• **Data rows**
>>>
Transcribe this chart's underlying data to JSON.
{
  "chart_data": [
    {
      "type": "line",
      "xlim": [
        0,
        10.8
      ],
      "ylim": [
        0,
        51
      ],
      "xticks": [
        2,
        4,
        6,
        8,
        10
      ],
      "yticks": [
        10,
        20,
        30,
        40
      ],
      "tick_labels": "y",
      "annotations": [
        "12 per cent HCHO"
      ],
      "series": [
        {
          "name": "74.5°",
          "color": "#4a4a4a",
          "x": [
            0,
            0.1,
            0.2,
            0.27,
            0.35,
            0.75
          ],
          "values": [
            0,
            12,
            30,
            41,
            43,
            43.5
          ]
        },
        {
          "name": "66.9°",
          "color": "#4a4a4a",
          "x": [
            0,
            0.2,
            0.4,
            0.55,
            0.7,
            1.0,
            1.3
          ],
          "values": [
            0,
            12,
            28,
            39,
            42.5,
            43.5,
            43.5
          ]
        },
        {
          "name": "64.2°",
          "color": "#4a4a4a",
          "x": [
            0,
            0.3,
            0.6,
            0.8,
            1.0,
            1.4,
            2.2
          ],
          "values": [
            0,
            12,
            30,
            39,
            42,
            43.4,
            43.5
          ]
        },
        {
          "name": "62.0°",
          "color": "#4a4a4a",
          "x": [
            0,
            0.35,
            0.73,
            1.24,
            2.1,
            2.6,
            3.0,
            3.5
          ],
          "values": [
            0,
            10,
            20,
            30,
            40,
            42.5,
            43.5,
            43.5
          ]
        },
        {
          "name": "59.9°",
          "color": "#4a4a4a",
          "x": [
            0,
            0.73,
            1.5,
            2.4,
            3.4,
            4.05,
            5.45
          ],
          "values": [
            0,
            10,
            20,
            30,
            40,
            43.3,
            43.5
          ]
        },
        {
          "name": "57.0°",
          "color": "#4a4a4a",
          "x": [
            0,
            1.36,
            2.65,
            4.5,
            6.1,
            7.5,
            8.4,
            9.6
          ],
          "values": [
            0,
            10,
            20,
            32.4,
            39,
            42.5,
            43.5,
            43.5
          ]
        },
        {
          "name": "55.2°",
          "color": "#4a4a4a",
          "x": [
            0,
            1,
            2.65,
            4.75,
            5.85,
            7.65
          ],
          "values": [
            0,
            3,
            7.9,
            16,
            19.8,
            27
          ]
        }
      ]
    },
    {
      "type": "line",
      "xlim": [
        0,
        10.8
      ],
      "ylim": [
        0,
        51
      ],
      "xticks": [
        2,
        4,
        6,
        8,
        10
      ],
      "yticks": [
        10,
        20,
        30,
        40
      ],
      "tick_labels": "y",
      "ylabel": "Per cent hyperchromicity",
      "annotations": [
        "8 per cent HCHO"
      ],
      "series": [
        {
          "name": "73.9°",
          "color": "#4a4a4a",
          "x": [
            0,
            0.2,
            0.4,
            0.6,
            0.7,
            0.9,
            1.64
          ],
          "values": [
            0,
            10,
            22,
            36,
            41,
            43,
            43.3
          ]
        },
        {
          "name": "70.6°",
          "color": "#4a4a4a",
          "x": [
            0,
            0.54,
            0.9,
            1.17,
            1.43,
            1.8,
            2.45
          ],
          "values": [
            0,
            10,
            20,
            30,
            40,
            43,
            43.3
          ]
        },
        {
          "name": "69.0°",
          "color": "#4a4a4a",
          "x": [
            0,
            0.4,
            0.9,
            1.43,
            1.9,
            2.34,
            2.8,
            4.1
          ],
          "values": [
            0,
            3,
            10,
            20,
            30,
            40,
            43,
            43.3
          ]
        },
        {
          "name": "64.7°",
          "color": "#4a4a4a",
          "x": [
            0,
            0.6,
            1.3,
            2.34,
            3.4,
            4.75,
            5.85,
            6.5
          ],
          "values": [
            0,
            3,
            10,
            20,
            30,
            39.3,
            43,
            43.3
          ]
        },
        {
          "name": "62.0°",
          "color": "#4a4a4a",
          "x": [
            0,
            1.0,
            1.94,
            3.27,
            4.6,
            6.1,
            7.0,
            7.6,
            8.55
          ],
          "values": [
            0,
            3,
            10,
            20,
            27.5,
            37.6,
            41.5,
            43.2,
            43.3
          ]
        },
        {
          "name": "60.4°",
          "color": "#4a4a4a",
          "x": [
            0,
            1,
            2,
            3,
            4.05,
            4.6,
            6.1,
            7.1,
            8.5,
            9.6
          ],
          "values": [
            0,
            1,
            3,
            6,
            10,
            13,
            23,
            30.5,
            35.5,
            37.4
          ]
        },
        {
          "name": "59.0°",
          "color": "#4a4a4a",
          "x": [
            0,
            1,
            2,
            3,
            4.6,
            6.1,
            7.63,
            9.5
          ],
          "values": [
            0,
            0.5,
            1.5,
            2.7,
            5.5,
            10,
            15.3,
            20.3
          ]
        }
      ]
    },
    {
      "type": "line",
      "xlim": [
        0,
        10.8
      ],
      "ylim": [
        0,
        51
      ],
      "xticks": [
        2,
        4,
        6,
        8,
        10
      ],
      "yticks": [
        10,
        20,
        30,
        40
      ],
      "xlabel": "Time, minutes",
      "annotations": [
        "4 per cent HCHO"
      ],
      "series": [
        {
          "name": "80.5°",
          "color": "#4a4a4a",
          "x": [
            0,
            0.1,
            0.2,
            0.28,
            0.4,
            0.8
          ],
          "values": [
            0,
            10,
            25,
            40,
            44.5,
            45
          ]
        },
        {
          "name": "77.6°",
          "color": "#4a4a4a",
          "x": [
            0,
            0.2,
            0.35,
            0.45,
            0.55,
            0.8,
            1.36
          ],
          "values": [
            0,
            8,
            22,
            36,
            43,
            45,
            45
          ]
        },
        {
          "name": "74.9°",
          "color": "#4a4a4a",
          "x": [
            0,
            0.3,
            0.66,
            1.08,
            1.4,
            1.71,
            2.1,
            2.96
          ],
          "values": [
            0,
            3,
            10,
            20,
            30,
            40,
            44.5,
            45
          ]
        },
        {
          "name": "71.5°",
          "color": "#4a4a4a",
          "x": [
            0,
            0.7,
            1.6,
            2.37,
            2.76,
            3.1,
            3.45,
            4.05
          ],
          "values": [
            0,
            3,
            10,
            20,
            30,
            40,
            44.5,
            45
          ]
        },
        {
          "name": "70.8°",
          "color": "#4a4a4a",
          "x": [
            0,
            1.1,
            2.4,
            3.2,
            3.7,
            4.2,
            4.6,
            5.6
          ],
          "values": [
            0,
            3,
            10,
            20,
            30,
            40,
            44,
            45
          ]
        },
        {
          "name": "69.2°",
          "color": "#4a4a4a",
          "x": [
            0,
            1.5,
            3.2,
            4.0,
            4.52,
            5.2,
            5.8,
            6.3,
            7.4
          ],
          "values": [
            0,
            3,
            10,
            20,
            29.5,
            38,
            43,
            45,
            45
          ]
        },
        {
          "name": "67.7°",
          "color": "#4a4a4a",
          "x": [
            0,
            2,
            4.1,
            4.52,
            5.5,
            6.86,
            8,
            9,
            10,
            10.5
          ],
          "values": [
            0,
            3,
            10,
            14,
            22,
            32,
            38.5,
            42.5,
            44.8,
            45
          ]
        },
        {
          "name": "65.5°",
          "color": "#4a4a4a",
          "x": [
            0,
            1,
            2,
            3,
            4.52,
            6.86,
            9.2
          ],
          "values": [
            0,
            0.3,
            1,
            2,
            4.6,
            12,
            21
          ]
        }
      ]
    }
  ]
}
<<<
• **To be done**
List each line of the records that holds the string "cent".

• **Full response**
        "12 per cent HCHO"
      "ylabel": "Per cent hyperchromicity",
        "8 per cent HCHO"
        "4 per cent HCHO"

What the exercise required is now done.